Goal of the exercise: Please find all lines in the data that hold the string "Projected" and copy them.

Dataset content:
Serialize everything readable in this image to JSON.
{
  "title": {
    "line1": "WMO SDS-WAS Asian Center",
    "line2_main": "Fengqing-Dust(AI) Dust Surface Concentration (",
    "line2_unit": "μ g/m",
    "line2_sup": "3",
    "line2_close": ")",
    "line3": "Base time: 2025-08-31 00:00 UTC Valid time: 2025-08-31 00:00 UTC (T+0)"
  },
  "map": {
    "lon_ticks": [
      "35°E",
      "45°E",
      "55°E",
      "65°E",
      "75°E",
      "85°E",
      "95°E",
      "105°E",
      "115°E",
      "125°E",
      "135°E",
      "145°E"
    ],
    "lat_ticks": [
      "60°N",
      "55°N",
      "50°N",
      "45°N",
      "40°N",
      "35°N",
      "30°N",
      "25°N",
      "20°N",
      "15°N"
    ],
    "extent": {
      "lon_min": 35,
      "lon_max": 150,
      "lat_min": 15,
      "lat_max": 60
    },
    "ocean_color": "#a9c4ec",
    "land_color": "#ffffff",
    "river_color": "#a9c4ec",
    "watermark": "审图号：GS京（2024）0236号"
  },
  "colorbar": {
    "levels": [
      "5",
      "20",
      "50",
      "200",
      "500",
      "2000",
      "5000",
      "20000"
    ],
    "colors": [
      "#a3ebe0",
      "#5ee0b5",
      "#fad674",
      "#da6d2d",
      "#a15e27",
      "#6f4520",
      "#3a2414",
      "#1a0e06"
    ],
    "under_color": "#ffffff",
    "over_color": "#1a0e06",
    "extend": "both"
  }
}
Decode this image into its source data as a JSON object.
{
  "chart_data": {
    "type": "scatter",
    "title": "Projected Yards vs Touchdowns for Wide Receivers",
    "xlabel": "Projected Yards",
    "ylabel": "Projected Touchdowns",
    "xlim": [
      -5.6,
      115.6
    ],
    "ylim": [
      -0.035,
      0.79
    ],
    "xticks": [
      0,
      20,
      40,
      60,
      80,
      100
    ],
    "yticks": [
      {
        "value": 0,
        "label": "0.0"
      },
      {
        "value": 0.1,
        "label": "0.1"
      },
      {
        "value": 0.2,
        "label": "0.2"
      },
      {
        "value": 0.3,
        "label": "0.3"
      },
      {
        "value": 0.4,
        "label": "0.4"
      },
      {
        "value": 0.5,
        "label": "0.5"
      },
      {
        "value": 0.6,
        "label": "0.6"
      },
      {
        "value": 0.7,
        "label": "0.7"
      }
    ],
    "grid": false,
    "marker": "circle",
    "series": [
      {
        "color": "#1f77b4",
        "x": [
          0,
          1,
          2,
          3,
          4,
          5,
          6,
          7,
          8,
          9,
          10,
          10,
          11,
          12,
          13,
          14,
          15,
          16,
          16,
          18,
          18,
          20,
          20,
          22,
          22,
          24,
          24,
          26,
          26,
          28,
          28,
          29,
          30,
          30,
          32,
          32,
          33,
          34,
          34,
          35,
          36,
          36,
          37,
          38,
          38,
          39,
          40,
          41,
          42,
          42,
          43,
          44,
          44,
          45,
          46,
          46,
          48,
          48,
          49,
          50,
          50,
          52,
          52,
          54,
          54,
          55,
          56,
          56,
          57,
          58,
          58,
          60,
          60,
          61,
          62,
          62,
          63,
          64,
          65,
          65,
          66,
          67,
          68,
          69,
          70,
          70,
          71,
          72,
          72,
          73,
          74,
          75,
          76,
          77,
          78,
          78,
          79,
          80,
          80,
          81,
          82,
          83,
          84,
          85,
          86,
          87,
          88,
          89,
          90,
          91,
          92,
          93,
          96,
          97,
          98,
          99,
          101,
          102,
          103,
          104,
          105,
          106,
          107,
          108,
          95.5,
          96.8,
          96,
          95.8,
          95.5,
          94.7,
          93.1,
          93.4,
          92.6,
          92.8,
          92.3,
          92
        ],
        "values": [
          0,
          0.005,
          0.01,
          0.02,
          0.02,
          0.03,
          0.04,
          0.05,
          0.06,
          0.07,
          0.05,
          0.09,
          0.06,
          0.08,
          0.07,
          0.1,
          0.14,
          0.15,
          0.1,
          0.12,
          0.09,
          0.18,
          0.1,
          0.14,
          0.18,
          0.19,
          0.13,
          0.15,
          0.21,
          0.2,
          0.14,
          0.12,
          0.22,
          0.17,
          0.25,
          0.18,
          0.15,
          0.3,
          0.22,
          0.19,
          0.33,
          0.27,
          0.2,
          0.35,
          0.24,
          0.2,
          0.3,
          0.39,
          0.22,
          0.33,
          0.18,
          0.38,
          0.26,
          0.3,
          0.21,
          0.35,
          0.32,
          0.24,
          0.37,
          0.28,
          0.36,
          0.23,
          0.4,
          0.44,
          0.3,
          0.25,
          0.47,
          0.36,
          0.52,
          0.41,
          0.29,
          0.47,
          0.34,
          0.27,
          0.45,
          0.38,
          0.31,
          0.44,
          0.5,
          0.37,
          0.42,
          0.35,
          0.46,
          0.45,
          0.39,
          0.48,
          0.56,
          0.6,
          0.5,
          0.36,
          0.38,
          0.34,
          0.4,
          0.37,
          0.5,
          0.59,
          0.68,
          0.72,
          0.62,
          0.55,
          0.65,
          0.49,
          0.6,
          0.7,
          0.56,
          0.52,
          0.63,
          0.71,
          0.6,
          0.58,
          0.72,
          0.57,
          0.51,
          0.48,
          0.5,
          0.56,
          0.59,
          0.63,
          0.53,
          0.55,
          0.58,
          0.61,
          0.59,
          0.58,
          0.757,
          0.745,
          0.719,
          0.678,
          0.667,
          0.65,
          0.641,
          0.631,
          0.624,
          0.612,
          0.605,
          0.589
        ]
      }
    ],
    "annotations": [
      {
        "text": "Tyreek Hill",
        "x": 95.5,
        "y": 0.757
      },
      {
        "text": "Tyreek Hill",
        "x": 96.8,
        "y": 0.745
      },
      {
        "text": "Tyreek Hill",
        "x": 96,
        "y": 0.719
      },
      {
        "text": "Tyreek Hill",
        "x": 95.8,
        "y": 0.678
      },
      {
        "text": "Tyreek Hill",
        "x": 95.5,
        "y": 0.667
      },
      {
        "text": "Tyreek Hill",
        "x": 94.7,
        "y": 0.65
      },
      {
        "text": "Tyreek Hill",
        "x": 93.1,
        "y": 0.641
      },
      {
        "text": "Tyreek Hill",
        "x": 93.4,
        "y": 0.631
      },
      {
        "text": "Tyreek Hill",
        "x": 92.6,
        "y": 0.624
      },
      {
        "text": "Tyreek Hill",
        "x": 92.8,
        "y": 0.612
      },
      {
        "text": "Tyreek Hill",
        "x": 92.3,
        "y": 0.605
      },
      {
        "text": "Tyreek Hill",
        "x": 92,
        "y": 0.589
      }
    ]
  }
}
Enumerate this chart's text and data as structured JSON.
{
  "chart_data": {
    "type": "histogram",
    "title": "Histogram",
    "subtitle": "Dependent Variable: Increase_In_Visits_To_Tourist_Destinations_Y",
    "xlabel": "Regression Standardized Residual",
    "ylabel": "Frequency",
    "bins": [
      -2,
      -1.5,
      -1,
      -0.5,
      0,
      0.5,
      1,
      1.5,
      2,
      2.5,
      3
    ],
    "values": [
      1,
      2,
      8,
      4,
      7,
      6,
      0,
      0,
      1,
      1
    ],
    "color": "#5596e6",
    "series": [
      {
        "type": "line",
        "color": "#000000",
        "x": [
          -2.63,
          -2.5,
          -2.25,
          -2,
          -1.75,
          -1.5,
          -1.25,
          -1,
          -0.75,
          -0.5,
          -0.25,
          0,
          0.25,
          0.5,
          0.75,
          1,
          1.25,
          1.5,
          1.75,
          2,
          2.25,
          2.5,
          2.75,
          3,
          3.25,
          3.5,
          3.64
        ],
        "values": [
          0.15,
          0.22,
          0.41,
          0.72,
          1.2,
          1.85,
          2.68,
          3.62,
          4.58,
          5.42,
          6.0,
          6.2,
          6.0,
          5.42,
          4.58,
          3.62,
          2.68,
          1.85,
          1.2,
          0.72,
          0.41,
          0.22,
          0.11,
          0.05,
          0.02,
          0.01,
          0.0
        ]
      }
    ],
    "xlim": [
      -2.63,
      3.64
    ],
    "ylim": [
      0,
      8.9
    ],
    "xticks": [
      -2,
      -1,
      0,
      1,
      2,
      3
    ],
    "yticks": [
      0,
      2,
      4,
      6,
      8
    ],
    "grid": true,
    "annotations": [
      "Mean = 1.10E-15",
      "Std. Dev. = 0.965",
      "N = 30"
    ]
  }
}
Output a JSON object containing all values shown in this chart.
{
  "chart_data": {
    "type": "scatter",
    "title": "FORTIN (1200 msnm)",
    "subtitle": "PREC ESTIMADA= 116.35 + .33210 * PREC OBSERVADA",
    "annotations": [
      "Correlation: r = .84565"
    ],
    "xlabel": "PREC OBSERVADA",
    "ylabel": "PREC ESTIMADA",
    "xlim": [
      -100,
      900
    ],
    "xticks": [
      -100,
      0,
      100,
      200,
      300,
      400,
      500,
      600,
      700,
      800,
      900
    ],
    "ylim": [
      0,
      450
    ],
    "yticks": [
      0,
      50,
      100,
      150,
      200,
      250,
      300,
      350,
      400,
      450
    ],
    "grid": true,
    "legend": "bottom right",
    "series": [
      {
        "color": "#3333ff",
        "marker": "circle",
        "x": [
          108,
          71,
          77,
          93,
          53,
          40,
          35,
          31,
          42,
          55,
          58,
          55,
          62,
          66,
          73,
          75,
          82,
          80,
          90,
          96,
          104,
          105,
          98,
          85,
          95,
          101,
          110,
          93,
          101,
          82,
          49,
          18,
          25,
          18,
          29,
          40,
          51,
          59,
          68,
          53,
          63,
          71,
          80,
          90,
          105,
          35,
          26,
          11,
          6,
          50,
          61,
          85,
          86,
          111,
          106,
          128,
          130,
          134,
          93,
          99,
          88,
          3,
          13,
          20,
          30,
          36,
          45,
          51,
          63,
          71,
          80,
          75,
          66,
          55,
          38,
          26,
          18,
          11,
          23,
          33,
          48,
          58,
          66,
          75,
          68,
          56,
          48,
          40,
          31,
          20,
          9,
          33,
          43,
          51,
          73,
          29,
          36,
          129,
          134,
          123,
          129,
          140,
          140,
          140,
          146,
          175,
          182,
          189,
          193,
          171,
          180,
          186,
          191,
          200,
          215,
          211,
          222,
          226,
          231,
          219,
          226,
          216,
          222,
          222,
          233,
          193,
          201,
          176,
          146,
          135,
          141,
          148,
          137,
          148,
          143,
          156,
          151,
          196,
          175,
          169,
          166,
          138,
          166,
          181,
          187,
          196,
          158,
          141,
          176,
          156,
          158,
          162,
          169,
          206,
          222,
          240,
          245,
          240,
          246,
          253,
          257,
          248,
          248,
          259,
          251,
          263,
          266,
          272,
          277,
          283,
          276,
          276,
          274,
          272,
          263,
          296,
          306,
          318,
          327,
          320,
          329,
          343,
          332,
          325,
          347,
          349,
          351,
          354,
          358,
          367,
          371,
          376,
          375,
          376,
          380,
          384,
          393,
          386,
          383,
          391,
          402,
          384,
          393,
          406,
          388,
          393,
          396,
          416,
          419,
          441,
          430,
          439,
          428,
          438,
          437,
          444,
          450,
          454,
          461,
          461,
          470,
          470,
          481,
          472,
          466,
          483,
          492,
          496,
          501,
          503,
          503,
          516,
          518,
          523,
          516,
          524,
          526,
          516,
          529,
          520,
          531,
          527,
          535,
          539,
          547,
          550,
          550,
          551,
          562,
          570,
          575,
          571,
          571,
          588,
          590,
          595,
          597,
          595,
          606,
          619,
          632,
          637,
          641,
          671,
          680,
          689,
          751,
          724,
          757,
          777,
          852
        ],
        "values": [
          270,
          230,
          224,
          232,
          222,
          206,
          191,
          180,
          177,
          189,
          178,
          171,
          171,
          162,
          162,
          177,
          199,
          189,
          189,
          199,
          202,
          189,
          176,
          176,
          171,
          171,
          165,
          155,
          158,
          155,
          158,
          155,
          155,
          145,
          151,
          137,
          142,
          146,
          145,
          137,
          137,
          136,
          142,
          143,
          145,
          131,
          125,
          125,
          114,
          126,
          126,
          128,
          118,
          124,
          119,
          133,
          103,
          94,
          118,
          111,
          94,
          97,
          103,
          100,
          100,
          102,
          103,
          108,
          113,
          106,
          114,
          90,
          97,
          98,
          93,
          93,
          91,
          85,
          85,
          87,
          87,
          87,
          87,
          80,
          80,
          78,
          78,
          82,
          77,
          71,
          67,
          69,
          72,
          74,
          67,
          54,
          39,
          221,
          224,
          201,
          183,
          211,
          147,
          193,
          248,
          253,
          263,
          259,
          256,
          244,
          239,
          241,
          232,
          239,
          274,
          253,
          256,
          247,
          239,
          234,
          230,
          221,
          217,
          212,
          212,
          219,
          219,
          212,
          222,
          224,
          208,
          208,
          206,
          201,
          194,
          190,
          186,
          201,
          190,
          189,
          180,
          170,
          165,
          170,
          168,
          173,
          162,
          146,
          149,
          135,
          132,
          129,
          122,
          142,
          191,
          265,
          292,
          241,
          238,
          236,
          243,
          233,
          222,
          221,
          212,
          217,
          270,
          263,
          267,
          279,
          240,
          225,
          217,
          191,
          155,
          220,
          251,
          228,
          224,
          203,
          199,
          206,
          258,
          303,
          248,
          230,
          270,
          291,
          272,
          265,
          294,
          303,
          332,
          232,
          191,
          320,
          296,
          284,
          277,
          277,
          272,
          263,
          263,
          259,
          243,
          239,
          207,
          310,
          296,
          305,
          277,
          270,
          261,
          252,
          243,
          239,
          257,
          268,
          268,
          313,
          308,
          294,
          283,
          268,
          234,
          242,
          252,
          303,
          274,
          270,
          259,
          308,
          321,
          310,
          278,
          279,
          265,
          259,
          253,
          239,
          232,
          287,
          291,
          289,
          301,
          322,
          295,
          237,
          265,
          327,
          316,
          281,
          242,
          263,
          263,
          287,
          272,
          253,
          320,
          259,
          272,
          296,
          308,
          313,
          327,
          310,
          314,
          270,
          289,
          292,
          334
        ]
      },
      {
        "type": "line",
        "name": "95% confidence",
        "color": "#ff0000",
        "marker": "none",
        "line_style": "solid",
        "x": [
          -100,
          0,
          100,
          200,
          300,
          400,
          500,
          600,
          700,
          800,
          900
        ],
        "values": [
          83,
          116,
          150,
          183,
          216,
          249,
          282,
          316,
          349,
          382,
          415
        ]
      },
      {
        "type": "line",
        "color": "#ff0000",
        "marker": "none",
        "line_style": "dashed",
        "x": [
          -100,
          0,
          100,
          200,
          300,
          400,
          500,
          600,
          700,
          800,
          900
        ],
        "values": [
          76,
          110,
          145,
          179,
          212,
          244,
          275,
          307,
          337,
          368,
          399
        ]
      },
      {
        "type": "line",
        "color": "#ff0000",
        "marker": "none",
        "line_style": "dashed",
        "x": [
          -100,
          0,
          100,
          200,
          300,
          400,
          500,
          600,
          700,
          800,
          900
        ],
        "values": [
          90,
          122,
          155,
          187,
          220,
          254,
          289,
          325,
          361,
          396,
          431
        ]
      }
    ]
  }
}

Correct answer:
    "title": "Projected Yards vs Touchdowns for Wide Receivers",
    "xlabel": "Projected Yards",
    "ylabel": "Projected Touchdowns",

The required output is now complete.